== Do this ==
Extract each line from the entries below that has the string "condition" in it.

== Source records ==
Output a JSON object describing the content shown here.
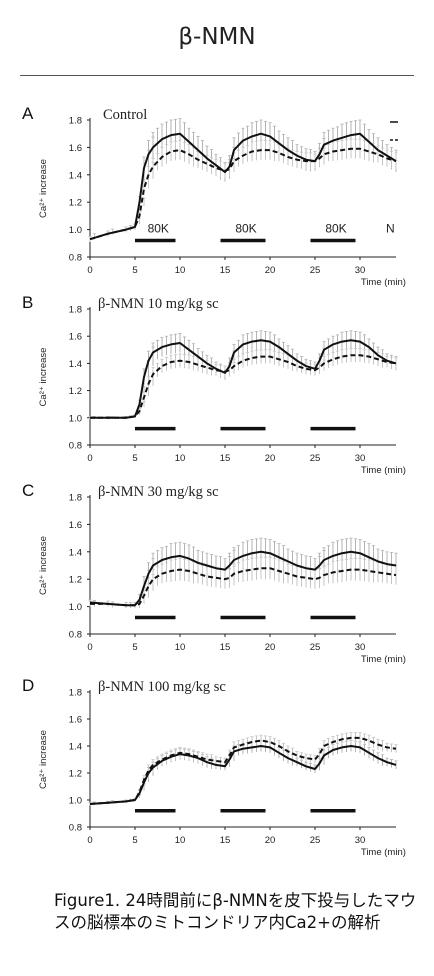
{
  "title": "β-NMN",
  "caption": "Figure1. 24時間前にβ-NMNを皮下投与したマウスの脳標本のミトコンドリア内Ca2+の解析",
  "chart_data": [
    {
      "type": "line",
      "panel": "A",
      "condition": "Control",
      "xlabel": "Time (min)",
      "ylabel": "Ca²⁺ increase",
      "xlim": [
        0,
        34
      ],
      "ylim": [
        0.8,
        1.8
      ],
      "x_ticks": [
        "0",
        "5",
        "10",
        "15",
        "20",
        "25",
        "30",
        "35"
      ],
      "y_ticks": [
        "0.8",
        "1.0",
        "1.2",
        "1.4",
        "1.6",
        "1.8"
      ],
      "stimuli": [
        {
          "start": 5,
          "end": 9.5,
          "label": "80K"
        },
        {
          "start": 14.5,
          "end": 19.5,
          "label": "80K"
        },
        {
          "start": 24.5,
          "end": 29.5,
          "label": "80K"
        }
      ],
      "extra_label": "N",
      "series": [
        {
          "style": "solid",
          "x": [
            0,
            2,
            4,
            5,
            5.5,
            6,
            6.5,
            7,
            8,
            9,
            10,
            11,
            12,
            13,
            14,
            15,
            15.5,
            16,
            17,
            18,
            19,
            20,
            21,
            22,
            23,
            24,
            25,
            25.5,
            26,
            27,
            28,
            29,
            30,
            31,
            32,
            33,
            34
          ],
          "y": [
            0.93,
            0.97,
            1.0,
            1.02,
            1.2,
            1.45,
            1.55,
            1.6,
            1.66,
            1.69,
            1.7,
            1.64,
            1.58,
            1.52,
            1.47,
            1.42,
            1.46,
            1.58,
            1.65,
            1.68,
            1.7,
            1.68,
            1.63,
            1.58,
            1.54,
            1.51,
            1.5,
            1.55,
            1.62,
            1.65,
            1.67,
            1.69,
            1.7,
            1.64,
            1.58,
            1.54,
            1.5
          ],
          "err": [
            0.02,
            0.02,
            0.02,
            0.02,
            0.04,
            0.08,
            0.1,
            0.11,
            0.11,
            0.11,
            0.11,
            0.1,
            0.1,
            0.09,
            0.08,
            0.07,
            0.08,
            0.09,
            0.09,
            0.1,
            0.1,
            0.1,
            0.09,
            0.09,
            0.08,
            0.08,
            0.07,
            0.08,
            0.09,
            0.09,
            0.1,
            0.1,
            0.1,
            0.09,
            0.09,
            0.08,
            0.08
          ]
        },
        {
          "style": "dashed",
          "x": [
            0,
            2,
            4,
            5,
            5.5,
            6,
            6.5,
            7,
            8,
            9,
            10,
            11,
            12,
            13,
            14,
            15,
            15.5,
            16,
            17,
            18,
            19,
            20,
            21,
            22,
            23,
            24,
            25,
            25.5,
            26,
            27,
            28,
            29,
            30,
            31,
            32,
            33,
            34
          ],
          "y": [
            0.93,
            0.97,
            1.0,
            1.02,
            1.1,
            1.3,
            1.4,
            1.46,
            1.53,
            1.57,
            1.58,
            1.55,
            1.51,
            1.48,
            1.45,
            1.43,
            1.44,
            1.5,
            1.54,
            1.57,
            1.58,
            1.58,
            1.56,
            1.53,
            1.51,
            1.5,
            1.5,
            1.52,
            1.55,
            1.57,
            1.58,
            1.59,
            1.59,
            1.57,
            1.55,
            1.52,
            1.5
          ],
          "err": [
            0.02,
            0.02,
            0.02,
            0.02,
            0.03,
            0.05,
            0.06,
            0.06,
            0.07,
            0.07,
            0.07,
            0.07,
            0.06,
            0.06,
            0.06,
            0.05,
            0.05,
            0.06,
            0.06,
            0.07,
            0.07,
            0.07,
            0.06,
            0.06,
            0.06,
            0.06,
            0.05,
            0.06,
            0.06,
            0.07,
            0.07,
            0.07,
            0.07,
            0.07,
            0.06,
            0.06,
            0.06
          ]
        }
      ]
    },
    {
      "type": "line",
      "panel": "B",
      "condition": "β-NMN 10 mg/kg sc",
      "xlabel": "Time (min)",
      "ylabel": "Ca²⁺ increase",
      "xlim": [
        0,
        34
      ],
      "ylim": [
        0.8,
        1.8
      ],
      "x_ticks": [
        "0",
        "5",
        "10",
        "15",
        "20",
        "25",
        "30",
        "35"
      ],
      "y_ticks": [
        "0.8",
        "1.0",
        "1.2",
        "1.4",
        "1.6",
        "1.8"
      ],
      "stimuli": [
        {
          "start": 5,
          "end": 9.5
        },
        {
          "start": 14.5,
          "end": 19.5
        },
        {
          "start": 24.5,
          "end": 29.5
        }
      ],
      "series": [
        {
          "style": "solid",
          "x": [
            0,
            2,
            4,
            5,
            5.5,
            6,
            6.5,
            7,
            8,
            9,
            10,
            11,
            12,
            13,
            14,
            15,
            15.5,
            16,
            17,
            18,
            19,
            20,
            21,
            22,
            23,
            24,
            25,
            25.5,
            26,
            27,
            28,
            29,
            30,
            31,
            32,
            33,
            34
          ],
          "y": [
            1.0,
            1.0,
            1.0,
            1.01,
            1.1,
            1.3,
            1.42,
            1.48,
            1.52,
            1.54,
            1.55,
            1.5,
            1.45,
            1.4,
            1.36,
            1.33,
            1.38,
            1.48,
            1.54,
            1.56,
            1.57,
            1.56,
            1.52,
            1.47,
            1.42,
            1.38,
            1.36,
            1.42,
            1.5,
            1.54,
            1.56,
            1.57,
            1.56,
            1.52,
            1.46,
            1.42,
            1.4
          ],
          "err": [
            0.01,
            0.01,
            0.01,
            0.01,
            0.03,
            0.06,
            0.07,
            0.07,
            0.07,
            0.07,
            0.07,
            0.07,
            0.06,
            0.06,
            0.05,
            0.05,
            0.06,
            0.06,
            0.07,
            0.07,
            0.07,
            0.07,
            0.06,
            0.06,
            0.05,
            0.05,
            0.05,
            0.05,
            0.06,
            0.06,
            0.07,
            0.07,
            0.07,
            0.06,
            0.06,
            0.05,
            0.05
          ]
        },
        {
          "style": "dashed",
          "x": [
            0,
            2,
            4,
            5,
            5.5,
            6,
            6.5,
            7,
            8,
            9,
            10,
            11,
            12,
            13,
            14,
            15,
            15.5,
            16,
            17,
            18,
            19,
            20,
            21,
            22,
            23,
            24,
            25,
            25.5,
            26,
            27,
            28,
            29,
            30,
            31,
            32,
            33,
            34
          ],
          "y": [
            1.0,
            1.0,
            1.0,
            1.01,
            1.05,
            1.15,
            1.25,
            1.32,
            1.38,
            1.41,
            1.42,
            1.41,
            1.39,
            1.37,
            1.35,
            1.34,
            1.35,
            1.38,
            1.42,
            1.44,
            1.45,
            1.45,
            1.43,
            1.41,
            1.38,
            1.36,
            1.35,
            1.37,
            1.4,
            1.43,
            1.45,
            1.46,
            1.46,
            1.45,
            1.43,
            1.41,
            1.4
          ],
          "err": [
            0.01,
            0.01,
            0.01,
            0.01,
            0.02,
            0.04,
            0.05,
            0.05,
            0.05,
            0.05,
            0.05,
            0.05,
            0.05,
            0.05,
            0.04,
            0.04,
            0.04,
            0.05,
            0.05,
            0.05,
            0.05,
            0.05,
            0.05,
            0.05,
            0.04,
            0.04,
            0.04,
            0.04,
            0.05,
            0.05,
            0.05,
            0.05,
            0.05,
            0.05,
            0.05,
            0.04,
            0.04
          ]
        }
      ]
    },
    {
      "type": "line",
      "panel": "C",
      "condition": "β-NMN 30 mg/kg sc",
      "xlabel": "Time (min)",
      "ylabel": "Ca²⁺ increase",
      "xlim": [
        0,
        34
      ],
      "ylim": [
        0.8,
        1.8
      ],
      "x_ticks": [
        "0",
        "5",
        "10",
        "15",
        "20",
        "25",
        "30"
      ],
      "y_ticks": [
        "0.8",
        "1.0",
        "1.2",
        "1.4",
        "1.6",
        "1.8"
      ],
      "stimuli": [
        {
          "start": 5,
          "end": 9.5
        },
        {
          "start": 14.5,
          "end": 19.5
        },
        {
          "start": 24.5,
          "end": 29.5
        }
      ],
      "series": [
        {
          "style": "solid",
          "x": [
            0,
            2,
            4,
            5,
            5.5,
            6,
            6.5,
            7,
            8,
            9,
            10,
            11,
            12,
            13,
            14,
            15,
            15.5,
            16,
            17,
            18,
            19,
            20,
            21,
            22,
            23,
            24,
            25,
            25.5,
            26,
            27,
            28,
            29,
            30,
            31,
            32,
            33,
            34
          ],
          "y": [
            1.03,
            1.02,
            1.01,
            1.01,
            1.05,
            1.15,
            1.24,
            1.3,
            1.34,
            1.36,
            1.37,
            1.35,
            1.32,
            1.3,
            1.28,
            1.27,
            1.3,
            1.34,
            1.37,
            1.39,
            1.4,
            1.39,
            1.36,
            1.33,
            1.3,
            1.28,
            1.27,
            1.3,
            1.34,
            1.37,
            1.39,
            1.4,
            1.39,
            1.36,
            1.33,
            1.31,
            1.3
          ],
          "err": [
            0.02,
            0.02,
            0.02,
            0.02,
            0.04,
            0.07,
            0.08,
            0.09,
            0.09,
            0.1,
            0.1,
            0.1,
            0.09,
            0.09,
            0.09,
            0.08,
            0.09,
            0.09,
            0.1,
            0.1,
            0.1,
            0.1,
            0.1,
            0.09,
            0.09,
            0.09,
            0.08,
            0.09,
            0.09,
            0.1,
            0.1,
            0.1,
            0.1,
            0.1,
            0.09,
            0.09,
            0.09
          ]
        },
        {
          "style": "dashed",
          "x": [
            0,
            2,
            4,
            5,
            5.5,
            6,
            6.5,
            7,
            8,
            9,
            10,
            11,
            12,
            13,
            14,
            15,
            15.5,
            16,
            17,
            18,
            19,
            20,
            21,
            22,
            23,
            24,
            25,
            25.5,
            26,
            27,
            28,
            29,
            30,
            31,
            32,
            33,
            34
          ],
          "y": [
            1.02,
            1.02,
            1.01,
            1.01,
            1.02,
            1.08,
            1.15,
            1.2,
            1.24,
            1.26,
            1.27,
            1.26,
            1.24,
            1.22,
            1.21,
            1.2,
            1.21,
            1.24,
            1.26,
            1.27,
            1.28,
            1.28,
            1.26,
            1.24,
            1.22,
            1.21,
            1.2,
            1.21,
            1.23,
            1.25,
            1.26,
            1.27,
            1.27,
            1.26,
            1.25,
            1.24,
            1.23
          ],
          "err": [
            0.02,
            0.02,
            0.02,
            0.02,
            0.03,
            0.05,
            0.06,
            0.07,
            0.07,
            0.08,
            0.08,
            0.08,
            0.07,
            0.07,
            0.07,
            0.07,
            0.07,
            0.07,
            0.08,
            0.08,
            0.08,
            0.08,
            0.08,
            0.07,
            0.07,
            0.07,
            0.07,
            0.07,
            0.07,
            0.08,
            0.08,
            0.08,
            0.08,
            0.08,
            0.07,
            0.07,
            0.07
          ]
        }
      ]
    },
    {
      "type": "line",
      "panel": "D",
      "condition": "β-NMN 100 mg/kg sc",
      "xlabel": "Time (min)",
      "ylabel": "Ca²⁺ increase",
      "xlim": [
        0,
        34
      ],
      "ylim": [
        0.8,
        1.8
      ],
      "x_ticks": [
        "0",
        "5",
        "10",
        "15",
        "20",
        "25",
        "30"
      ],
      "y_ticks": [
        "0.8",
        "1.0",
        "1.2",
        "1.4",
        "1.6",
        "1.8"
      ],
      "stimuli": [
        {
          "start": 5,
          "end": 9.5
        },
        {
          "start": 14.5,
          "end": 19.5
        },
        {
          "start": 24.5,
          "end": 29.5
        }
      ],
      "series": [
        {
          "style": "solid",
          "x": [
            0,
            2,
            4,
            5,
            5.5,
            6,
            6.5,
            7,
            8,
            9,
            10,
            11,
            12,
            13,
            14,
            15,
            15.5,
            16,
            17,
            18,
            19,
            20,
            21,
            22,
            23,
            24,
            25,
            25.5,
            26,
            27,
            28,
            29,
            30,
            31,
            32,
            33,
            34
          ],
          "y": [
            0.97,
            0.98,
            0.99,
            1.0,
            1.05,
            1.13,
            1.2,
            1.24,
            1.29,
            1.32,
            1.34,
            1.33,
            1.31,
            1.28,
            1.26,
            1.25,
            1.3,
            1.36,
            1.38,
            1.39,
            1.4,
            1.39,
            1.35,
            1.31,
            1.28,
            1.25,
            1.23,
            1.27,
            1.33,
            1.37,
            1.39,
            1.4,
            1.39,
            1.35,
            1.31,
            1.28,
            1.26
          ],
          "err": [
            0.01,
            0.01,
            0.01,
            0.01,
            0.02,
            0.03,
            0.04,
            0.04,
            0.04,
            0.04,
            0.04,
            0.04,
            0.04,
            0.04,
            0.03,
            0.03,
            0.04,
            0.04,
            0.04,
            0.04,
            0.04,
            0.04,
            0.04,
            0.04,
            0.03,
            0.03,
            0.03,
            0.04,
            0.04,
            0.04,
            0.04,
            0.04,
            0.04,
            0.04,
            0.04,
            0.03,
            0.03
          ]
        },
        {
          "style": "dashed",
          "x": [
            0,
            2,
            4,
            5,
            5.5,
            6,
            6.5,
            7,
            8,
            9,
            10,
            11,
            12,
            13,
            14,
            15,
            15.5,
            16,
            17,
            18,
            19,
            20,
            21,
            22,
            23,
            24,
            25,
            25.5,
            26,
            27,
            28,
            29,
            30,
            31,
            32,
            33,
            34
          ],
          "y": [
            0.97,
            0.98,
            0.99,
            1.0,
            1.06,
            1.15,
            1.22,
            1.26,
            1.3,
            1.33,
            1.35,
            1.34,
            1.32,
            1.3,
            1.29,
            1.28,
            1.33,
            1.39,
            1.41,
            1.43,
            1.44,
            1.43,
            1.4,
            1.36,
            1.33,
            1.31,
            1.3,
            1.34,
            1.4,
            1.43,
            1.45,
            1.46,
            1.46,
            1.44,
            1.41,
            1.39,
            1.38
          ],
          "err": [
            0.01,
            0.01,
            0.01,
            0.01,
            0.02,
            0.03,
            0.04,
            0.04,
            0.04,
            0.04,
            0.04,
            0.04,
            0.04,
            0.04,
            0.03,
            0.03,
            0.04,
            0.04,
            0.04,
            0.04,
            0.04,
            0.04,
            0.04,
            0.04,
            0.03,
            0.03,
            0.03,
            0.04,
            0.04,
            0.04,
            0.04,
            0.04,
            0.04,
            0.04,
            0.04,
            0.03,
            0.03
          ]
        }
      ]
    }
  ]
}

--

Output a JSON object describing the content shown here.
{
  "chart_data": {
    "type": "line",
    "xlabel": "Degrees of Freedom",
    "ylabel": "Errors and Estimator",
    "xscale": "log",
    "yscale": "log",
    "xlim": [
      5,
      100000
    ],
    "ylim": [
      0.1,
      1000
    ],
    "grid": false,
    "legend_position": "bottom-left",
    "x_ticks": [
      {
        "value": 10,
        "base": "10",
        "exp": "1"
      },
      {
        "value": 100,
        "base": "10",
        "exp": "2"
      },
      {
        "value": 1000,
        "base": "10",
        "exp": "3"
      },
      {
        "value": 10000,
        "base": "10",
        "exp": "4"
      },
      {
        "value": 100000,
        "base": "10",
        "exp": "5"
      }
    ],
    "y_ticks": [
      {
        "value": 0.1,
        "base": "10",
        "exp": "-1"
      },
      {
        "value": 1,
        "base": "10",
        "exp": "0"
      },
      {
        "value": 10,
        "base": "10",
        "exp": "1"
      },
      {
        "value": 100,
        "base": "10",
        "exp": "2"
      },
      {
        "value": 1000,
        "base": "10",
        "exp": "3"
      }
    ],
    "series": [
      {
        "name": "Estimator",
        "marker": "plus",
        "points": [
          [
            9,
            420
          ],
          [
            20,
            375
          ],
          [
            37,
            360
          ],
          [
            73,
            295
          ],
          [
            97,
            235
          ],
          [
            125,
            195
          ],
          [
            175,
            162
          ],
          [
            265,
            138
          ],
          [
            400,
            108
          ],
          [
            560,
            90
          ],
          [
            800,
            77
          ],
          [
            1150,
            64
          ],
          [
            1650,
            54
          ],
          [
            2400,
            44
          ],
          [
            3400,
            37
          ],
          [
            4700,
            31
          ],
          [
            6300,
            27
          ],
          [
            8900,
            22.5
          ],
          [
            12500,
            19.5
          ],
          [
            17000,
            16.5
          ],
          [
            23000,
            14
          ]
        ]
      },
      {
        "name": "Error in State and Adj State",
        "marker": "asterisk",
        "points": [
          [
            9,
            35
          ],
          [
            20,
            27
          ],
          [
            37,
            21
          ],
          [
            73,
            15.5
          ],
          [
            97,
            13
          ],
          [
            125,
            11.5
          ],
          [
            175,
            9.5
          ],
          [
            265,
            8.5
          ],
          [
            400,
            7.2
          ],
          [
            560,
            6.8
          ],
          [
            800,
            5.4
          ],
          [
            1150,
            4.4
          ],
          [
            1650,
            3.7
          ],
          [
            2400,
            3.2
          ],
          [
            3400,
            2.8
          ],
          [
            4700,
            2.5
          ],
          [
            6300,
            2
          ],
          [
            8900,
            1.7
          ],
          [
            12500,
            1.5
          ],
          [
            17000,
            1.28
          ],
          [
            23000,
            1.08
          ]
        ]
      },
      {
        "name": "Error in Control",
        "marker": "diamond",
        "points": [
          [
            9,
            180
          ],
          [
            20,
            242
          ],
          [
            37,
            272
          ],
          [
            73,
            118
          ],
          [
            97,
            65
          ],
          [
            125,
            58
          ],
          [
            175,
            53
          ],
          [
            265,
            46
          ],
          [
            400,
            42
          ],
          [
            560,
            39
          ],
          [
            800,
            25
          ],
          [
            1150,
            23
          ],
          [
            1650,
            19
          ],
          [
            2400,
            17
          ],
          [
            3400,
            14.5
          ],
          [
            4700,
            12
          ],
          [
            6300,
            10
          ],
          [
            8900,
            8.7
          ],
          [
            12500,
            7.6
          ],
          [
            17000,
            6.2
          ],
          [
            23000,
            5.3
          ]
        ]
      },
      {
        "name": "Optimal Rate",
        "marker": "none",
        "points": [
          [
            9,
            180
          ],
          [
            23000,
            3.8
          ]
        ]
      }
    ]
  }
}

== Written answer ==
      "condition": "Control",
      "condition": "β-NMN 10 mg/kg sc",
      "condition": "β-NMN 30 mg/kg sc",
      "condition": "β-NMN 100 mg/kg sc",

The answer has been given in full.